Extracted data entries

• • • • • • •

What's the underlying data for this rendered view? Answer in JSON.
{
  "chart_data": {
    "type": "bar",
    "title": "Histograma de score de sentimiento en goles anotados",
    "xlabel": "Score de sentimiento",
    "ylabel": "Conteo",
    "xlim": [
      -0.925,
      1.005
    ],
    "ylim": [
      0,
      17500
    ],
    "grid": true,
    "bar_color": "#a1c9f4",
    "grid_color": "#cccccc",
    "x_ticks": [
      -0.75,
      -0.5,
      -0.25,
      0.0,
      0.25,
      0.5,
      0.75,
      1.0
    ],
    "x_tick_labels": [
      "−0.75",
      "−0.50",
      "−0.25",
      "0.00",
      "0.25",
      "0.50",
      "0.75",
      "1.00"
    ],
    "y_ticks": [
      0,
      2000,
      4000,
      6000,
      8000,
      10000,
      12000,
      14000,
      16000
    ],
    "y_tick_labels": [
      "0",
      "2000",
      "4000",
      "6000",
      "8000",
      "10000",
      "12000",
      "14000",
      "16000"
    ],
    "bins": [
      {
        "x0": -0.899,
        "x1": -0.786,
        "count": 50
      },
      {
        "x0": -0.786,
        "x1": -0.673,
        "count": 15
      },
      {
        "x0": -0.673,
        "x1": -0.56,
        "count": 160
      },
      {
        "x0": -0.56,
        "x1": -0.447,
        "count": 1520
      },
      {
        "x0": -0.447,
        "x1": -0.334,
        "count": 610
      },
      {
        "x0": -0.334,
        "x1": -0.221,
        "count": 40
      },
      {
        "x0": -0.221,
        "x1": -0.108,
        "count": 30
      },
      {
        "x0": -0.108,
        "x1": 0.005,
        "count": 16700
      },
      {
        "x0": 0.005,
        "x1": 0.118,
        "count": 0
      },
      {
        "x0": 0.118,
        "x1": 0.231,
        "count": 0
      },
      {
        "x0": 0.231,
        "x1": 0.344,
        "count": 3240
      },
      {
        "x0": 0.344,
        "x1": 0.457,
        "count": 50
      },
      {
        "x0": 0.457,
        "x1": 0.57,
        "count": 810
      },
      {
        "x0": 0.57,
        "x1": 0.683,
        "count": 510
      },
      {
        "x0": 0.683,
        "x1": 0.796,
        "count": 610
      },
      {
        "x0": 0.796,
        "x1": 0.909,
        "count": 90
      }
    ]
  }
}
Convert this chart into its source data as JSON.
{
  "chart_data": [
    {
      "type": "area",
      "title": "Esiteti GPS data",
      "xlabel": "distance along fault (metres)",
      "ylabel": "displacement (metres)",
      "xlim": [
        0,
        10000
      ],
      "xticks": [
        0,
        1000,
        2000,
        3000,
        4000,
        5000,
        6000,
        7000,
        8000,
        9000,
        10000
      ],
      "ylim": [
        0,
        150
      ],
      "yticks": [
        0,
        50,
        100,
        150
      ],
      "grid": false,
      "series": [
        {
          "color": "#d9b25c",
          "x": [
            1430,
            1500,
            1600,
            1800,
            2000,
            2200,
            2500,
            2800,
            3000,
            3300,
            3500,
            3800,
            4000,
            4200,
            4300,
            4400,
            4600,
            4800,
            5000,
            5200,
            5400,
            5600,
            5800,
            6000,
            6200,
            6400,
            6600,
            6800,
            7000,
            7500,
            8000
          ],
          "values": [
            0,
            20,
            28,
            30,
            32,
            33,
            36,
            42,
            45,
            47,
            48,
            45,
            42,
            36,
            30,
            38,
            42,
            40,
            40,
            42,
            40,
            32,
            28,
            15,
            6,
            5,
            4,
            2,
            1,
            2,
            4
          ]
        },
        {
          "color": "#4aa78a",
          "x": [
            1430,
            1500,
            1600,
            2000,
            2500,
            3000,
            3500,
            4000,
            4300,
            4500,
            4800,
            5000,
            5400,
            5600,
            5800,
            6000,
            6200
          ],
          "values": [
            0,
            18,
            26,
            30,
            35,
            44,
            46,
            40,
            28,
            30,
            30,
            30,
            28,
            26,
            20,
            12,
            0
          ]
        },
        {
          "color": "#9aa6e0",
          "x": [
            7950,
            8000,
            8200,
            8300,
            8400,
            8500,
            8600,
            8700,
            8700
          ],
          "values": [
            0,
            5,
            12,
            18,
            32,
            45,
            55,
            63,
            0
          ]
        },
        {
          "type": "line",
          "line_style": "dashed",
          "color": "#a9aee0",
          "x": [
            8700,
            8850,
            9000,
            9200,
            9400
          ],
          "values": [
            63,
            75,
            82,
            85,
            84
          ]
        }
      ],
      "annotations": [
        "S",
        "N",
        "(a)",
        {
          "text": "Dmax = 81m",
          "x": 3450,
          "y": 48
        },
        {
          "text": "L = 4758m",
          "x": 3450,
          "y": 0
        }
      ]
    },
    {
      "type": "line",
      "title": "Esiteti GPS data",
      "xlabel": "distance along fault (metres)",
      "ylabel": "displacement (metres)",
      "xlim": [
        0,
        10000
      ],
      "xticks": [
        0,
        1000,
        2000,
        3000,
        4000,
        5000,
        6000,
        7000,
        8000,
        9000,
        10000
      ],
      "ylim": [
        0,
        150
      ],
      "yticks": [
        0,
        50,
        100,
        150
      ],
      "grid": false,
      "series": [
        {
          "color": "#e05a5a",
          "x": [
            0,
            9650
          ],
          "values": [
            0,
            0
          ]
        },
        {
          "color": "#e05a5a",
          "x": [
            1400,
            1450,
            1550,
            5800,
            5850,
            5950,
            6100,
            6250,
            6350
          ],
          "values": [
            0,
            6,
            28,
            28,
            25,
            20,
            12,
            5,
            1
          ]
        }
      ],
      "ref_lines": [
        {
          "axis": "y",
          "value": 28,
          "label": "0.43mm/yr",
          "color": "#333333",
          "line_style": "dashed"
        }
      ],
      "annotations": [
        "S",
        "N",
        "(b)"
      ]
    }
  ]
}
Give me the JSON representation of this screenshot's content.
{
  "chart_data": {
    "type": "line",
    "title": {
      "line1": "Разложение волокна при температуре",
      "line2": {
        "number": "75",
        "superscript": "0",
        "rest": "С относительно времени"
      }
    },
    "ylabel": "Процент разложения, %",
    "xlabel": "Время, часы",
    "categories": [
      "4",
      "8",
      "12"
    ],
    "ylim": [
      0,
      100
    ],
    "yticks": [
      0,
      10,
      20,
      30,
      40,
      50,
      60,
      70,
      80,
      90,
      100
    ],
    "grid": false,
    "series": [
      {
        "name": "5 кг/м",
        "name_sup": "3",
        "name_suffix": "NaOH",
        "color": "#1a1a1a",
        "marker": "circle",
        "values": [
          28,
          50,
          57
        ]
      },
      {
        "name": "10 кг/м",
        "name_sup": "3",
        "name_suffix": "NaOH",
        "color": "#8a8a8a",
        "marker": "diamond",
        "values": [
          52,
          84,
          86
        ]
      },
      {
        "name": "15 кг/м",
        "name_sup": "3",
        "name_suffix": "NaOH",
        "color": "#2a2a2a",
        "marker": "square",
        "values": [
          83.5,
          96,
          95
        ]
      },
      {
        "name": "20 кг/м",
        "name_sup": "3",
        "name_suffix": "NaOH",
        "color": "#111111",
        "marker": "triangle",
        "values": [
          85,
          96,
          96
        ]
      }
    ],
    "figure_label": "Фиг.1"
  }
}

• • • • • • •

Quote the material exactly, leaving nothing out.

What's the underlying data for this rendered view? Answer in JSON.
{
  "chart_data": {
    "type": "bar",
    "title": "Histograma de score de sentimiento en goles anotados",
    "xlabel": "Score de sentimiento",
    "ylabel": "Conteo",
    "xlim": [
      -0.925,
      1.005
    ],
    "ylim": [
      0,
      17500
    ],
    "grid": true,
    "bar_color": "#a1c9f4",
    "grid_color": "#cccccc",
    "x_ticks": [
      -0.75,
      -0.5,
      -0.25,
      0.0,
      0.25,
      0.5,
      0.75,
      1.0
    ],
    "x_tick_labels": [
      "−0.75",
      "−0.50",
      "−0.25",
      "0.00",
      "0.25",
      "0.50",
      "0.75",
      "1.00"
    ],
    "y_ticks": [
      0,
      2000,
      4000,
      6000,
      8000,
      10000,
      12000,
      14000,
      16000
    ],
    "y_tick_labels": [
      "0",
      "2000",
      "4000",
      "6000",
      "8000",
      "10000",
      "12000",
      "14000",
      "16000"
    ],
    "bins": [
      {
        "x0": -0.899,
        "x1": -0.786,
        "count": 50
      },
      {
        "x0": -0.786,
        "x1": -0.673,
        "count": 15
      },
      {
        "x0": -0.673,
        "x1": -0.56,
        "count": 160
      },
      {
        "x0": -0.56,
        "x1": -0.447,
        "count": 1520
      },
      {
        "x0": -0.447,
        "x1": -0.334,
        "count": 610
      },
      {
        "x0": -0.334,
        "x1": -0.221,
        "count": 40
      },
      {
        "x0": -0.221,
        "x1": -0.108,
        "count": 30
      },
      {
        "x0": -0.108,
        "x1": 0.005,
        "count": 16700
      },
      {
        "x0": 0.005,
        "x1": 0.118,
        "count": 0
      },
      {
        "x0": 0.118,
        "x1": 0.231,
        "count": 0
      },
      {
        "x0": 0.231,
        "x1": 0.344,
        "count": 3240
      },
      {
        "x0": 0.344,
        "x1": 0.457,
        "count": 50
      },
      {
        "x0": 0.457,
        "x1": 0.57,
        "count": 810
      },
      {
        "x0": 0.57,
        "x1": 0.683,
        "count": 510
      },
      {
        "x0": 0.683,
        "x1": 0.796,
        "count": 610
      },
      {
        "x0": 0.796,
        "x1": 0.909,
        "count": 90
      }
    ]
  }
}
Convert this chart into its source data as JSON.
{
  "chart_data": [
    {
      "type": "area",
      "title": "Esiteti GPS data",
      "xlabel": "distance along fault (metres)",
      "ylabel": "displacement (metres)",
      "xlim": [
        0,
        10000
      ],
      "xticks": [
        0,
        1000,
        2000,
        3000,
        4000,
        5000,
        6000,
        7000,
        8000,
        9000,
        10000
      ],
      "ylim": [
        0,
        150
      ],
      "yticks": [
        0,
        50,
        100,
        150
      ],
      "grid": false,
      "series": [
        {
          "color": "#d9b25c",
          "x": [
            1430,
            1500,
            1600,
            1800,
            2000,
            2200,
            2500,
            2800,
            3000,
            3300,
            3500,
            3800,
            4000,
            4200,
            4300,
            4400,
            4600,
            4800,
            5000,
            5200,
            5400,
            5600,
            5800,
            6000,
            6200,
            6400,
            6600,
            6800,
            7000,
            7500,
            8000
          ],
          "values": [
            0,
            20,
            28,
            30,
            32,
            33,
            36,
            42,
            45,
            47,
            48,
            45,
            42,
            36,
            30,
            38,
            42,
            40,
            40,
            42,
            40,
            32,
            28,
            15,
            6,
            5,
            4,
            2,
            1,
            2,
            4
          ]
        },
        {
          "color": "#4aa78a",
          "x": [
            1430,
            1500,
            1600,
            2000,
            2500,
            3000,
            3500,
            4000,
            4300,
            4500,
            4800,
            5000,
            5400,
            5600,
            5800,
            6000,
            6200
          ],
          "values": [
            0,
            18,
            26,
            30,
            35,
            44,
            46,
            40,
            28,
            30,
            30,
            30,
            28,
            26,
            20,
            12,
            0
          ]
        },
        {
          "color": "#9aa6e0",
          "x": [
            7950,
            8000,
            8200,
            8300,
            8400,
            8500,
            8600,
            8700,
            8700
          ],
          "values": [
            0,
            5,
            12,
            18,
            32,
            45,
            55,
            63,
            0
          ]
        },
        {
          "type": "line",
          "line_style": "dashed",
          "color": "#a9aee0",
          "x": [
            8700,
            8850,
            9000,
            9200,
            9400
          ],
          "values": [
            63,
            75,
            82,
            85,
            84
          ]
        }
      ],
      "annotations": [
        "S",
        "N",
        "(a)",
        {
          "text": "Dmax = 81m",
          "x": 3450,
          "y": 48
        },
        {
          "text": "L = 4758m",
          "x": 3450,
          "y": 0
        }
      ]
    },
    {
      "type": "line",
      "title": "Esiteti GPS data",
      "xlabel": "distance along fault (metres)",
      "ylabel": "displacement (metres)",
      "xlim": [
        0,
        10000
      ],
      "xticks": [
        0,
        1000,
        2000,
        3000,
        4000,
        5000,
        6000,
        7000,
        8000,
        9000,
        10000
      ],
      "ylim": [
        0,
        150
      ],
      "yticks": [
        0,
        50,
        100,
        150
      ],
      "grid": false,
      "series": [
        {
          "color": "#e05a5a",
          "x": [
            0,
            9650
          ],
          "values": [
            0,
            0
          ]
        },
        {
          "color": "#e05a5a",
          "x": [
            1400,
            1450,
            1550,
            5800,
            5850,
            5950,
            6100,
            6250,
            6350
          ],
          "values": [
            0,
            6,
            28,
            28,
            25,
            20,
            12,
            5,
            1
          ]
        }
      ],
      "ref_lines": [
        {
          "axis": "y",
          "value": 28,
          "label": "0.43mm/yr",
          "color": "#333333",
          "line_style": "dashed"
        }
      ],
      "annotations": [
        "S",
        "N",
        "(b)"
      ]
    }
  ]
}
Give me the JSON representation of this screenshot's content.
{
  "chart_data": {
    "type": "line",
    "title": {
      "line1": "Разложение волокна при температуре",
      "line2": {
        "number": "75",
        "superscript": "0",
        "rest": "С относительно времени"
      }
    },
    "ylabel": "Процент разложения, %",
    "xlabel": "Время, часы",
    "categories": [
      "4",
      "8",
      "12"
    ],
    "ylim": [
      0,
      100
    ],
    "yticks": [
      0,
      10,
      20,
      30,
      40,
      50,
      60,
      70,
      80,
      90,
      100
    ],
    "grid": false,
    "series": [
      {
        "name": "5 кг/м",
        "name_sup": "3",
        "name_suffix": "NaOH",
        "color": "#1a1a1a",
        "marker": "circle",
        "values": [
          28,
          50,
          57
        ]
      },
      {
        "name": "10 кг/м",
        "name_sup": "3",
        "name_suffix": "NaOH",
        "color": "#8a8a8a",
        "marker": "diamond",
        "values": [
          52,
          84,
          86
        ]
      },
      {
        "name": "15 кг/м",
        "name_sup": "3",
        "name_suffix": "NaOH",
        "color": "#2a2a2a",
        "marker": "square",
        "values": [
          83.5,
          96,
          95
        ]
      },
      {
        "name": "20 кг/м",
        "name_sup": "3",
        "name_suffix": "NaOH",
        "color": "#111111",
        "marker": "triangle",
        "values": [
          85,
          96,
          96
        ]
      }
    ],
    "figure_label": "Фиг.1"
  }
}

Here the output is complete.